Look through the lines and report how many include the word "socialista", giving nothing but the number.

## Begin LISTED RECORDS

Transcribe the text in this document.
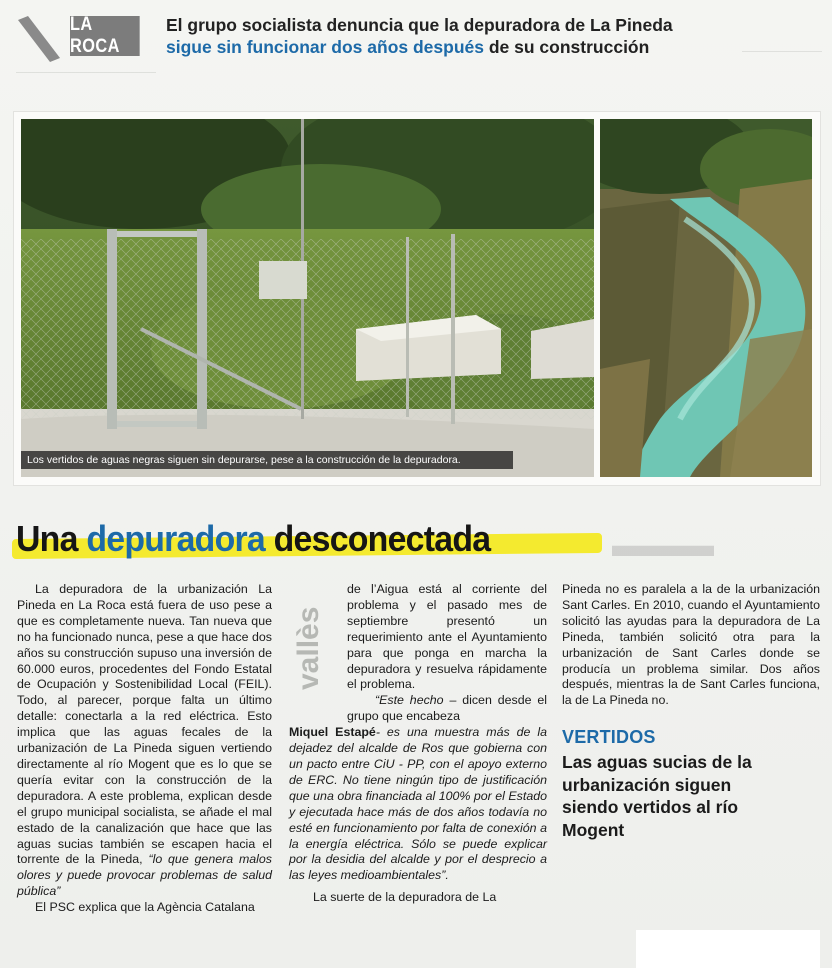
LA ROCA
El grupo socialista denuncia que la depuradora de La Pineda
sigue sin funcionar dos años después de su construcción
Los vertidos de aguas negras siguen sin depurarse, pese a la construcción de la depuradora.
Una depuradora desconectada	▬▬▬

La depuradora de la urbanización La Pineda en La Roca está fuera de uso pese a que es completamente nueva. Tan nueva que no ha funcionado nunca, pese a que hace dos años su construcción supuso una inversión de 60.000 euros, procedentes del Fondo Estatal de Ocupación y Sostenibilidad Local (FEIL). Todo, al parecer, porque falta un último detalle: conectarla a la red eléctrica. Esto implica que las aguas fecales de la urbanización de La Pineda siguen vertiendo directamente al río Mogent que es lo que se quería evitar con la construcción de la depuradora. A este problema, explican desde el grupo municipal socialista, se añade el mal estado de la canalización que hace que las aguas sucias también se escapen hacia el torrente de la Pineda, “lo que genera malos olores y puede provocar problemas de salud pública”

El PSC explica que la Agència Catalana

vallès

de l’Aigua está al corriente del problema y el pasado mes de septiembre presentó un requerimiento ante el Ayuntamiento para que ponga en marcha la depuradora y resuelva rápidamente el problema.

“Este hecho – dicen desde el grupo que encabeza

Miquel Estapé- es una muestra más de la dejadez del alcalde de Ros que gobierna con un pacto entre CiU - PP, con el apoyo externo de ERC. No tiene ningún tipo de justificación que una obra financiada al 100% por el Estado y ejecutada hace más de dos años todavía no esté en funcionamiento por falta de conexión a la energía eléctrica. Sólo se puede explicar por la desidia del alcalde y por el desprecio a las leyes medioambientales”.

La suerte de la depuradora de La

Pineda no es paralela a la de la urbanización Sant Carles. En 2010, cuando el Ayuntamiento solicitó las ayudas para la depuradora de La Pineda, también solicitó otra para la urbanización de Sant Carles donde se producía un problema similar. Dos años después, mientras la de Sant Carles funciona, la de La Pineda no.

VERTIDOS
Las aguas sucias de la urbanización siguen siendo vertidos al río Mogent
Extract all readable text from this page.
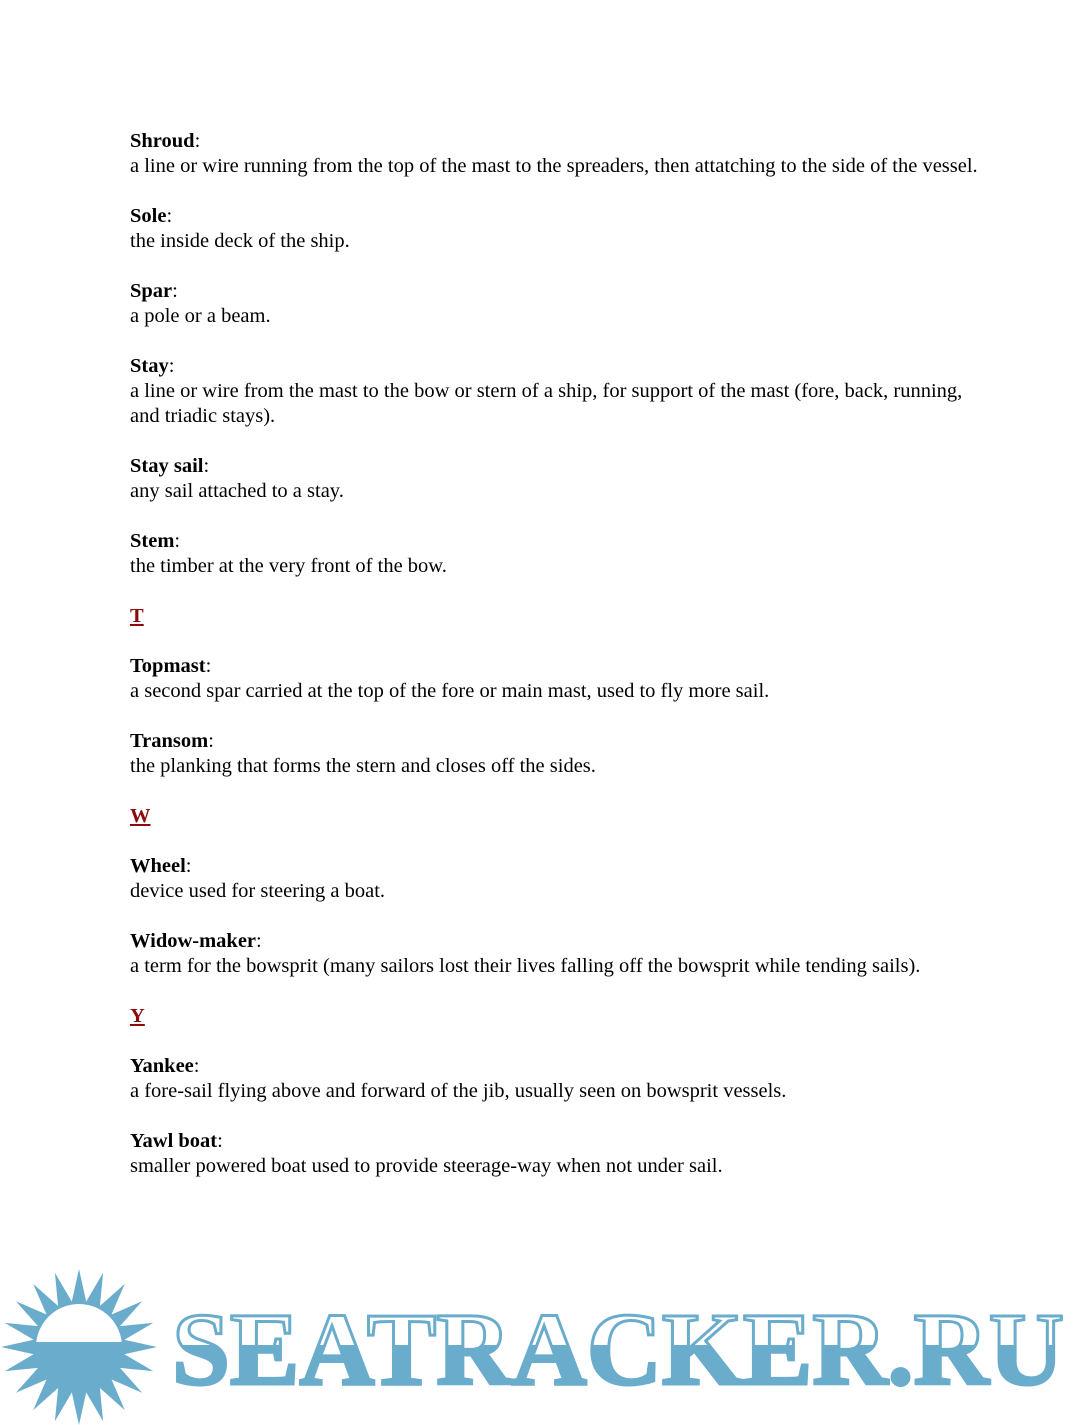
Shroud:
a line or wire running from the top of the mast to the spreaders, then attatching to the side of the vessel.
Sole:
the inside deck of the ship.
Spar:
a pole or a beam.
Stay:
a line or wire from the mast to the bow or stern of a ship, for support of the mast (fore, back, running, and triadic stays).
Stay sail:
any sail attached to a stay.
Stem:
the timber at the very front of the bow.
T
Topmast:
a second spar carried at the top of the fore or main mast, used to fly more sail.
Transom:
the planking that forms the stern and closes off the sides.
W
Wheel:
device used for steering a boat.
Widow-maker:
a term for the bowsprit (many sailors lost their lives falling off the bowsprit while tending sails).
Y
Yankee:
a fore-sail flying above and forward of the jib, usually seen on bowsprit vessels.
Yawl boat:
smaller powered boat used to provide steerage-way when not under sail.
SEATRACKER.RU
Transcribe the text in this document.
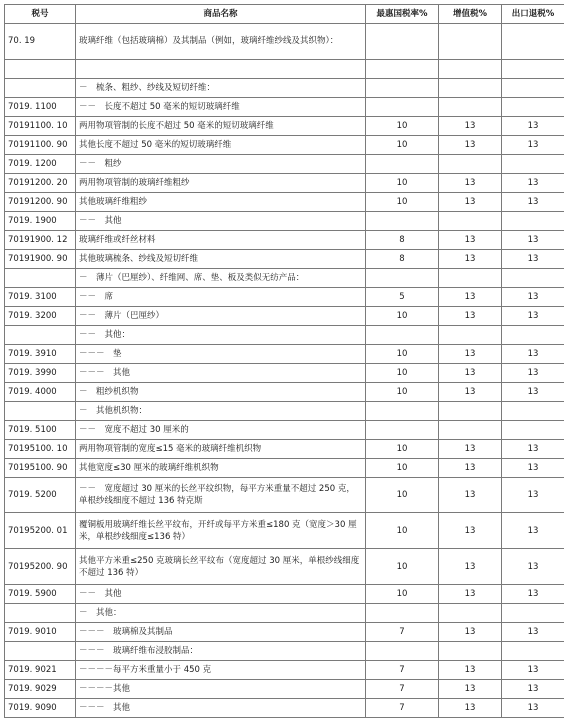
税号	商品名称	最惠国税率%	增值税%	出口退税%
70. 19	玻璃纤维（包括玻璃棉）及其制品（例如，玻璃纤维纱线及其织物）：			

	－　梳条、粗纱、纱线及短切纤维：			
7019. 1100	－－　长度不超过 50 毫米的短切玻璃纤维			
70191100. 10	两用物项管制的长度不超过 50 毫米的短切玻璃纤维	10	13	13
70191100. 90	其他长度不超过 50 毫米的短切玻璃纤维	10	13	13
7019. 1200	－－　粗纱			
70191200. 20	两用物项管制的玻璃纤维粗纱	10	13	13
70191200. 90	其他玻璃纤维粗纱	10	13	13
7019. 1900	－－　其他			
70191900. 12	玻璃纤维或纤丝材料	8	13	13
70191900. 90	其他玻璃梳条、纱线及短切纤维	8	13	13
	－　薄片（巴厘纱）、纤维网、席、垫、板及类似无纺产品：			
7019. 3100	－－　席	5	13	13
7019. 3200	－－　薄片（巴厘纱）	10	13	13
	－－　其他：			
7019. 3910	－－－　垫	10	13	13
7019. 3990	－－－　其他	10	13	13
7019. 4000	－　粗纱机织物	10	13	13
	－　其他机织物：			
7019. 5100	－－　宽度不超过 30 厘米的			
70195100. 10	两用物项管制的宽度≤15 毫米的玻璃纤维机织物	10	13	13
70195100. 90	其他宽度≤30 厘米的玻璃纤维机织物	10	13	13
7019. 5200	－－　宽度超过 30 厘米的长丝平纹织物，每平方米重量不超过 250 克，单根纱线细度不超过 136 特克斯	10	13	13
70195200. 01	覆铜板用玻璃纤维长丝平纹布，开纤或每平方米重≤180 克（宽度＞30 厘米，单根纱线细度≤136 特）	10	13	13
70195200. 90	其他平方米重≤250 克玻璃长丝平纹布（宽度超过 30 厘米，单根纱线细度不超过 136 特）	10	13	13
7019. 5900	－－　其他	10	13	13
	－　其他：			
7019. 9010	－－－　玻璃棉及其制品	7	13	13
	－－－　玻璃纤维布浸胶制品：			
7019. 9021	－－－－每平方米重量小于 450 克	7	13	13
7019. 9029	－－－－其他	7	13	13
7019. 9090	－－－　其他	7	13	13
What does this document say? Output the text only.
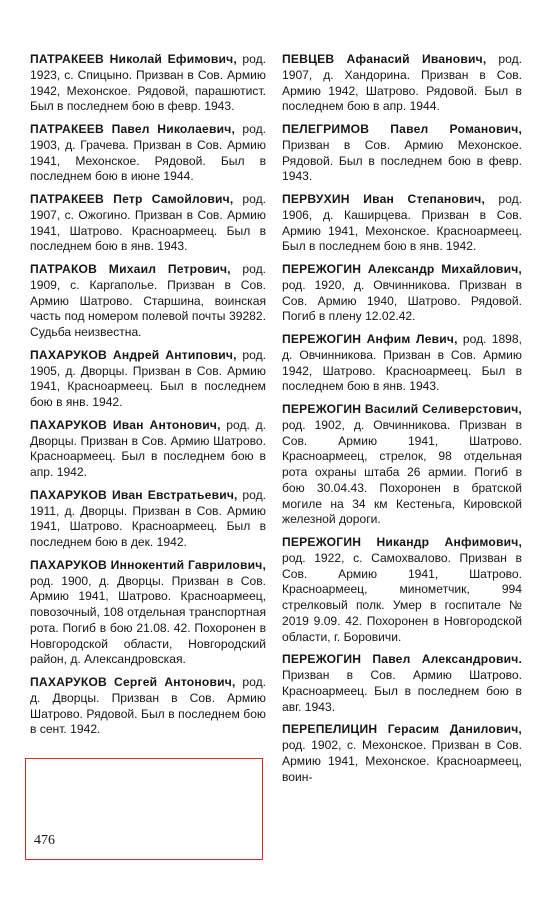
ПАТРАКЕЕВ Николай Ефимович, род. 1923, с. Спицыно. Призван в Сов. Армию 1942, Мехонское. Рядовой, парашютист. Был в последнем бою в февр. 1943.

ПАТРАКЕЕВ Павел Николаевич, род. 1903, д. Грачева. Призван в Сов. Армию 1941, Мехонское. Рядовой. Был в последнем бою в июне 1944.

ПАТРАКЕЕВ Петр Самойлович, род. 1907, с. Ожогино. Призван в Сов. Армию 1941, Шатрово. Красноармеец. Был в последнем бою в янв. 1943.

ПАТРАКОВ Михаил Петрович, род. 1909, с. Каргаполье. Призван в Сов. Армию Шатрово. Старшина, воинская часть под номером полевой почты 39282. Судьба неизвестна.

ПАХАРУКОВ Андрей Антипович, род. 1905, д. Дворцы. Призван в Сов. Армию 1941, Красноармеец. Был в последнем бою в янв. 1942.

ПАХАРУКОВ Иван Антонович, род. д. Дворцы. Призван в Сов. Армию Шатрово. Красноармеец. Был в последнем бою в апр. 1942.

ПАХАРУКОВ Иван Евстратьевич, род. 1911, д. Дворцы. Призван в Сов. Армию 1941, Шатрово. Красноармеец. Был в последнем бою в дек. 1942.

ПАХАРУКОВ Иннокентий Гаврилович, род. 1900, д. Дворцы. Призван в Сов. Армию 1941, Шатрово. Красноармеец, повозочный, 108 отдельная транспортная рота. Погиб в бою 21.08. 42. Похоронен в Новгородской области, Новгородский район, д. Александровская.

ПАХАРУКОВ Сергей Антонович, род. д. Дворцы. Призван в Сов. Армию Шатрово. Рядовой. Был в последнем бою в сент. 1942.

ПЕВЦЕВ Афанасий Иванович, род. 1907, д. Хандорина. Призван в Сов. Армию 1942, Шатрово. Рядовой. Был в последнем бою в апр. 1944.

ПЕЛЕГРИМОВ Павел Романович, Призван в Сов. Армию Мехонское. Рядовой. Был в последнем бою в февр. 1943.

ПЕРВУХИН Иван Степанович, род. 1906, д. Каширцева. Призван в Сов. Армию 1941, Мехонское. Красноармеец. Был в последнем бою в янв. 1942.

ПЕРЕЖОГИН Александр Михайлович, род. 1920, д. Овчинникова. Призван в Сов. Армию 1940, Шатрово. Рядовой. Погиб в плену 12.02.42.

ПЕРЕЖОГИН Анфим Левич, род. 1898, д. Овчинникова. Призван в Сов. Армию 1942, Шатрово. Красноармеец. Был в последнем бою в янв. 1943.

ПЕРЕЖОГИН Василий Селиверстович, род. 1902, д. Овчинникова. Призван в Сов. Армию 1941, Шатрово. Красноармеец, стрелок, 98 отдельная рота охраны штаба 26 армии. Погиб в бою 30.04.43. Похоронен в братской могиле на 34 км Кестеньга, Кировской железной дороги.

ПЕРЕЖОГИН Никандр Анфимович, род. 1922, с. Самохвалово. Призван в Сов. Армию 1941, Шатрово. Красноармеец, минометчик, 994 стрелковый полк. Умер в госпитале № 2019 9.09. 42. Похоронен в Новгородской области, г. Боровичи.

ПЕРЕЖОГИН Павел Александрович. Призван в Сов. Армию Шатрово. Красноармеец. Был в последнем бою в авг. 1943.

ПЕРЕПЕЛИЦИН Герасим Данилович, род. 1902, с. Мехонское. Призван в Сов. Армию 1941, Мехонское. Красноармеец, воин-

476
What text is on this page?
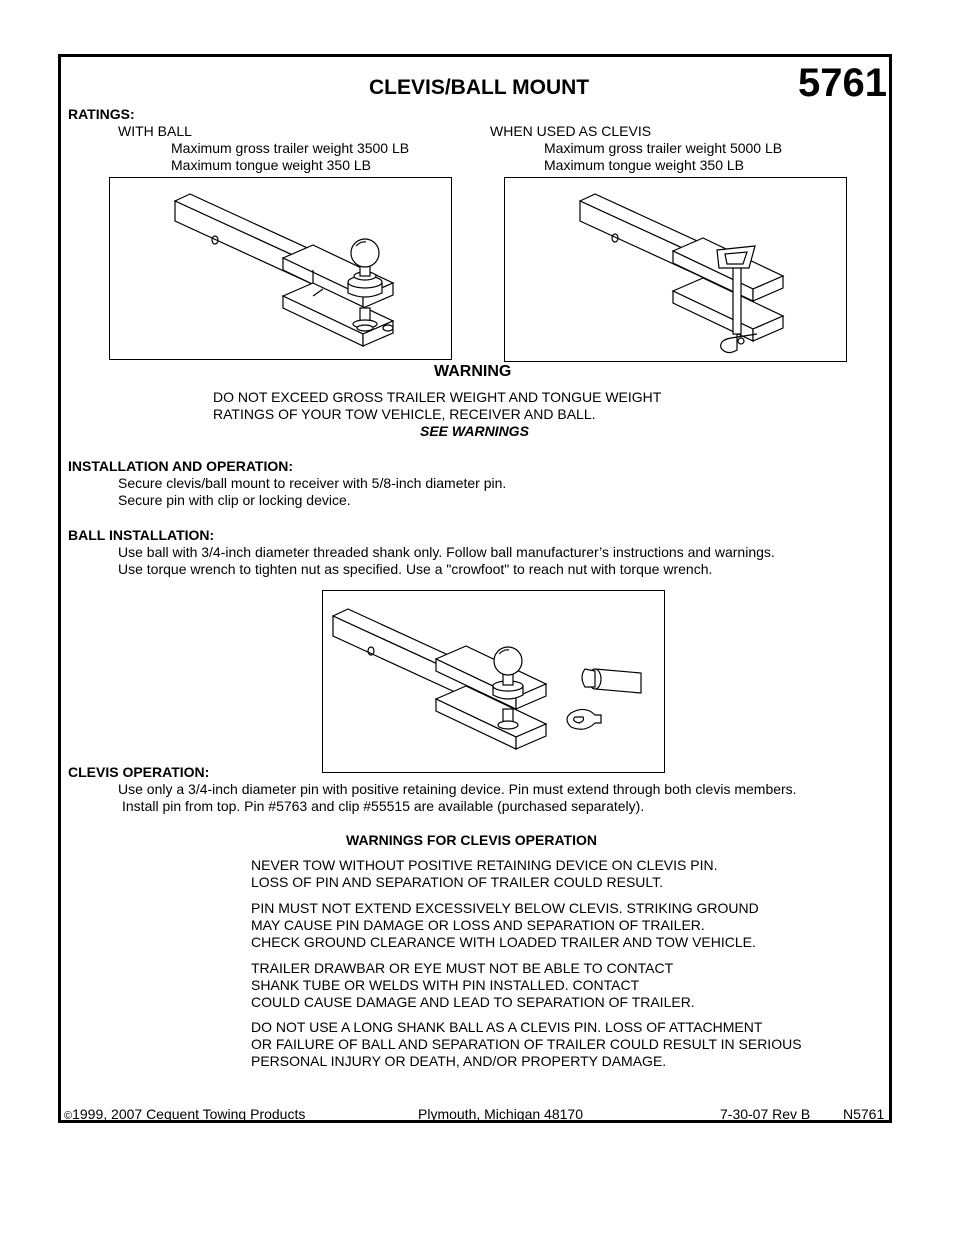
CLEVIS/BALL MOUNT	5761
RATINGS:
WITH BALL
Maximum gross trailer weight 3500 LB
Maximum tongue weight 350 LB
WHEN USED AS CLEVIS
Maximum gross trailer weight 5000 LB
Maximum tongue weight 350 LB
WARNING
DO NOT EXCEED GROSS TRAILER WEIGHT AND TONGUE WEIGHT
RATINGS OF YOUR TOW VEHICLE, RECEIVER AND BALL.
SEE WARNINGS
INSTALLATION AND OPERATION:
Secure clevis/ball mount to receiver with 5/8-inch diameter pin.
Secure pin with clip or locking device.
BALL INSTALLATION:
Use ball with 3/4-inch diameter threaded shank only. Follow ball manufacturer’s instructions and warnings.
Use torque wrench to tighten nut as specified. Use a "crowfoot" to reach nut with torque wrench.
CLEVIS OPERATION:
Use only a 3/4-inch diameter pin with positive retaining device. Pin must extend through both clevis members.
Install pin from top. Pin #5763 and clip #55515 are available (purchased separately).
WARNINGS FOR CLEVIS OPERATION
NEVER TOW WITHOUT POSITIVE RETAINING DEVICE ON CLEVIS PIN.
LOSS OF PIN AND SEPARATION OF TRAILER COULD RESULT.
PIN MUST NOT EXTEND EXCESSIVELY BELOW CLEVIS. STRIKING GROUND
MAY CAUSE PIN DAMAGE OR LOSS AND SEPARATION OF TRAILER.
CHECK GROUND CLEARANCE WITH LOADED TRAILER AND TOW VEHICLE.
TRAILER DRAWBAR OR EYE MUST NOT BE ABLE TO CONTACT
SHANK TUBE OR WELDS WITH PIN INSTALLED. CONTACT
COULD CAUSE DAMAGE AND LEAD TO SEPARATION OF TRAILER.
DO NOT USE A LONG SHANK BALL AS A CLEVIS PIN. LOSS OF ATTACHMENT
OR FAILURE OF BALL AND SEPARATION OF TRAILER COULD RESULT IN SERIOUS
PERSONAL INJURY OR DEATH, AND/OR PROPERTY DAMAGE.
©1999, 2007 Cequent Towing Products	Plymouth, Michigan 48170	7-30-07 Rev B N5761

## End LISTED RECORDS

PROBLEM SOLUTION.
2